:: DATASET ::

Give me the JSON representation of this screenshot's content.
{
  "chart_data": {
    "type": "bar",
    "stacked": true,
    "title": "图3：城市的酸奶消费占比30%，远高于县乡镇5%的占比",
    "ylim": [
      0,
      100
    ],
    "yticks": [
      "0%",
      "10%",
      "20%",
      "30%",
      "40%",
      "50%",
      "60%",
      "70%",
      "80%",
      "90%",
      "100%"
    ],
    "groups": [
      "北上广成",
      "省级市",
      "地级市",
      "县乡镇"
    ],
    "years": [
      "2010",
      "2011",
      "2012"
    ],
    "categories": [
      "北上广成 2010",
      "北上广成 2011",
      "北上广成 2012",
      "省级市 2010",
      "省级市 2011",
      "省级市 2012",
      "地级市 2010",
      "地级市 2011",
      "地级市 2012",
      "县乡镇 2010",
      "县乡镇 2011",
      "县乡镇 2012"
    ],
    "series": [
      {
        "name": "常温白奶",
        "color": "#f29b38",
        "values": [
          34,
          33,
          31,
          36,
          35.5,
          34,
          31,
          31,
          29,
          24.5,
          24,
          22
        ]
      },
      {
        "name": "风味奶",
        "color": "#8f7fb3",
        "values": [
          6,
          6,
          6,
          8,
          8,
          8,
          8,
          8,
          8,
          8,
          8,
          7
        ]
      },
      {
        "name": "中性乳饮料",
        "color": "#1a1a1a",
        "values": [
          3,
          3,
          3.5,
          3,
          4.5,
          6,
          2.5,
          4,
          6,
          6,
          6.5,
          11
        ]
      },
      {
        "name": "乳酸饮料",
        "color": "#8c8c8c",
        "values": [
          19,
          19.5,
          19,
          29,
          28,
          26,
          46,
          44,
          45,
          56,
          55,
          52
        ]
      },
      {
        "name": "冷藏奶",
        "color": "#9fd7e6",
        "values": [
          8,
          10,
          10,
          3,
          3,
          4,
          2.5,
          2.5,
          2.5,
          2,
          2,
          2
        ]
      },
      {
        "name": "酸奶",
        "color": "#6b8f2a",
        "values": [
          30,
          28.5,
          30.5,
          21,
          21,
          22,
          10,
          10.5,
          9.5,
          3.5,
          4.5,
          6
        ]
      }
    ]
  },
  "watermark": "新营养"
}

:::

■ **TO DO**
Out of the preceding entries, pull every line containing the string "color".

■ **OUTPUT OF THE TASK**
        "color": "#f29b38",
        "color": "#8f7fb3",
        "color": "#1a1a1a",
        "color": "#8c8c8c",
        "color": "#9fd7e6",
        "color": "#6b8f2a",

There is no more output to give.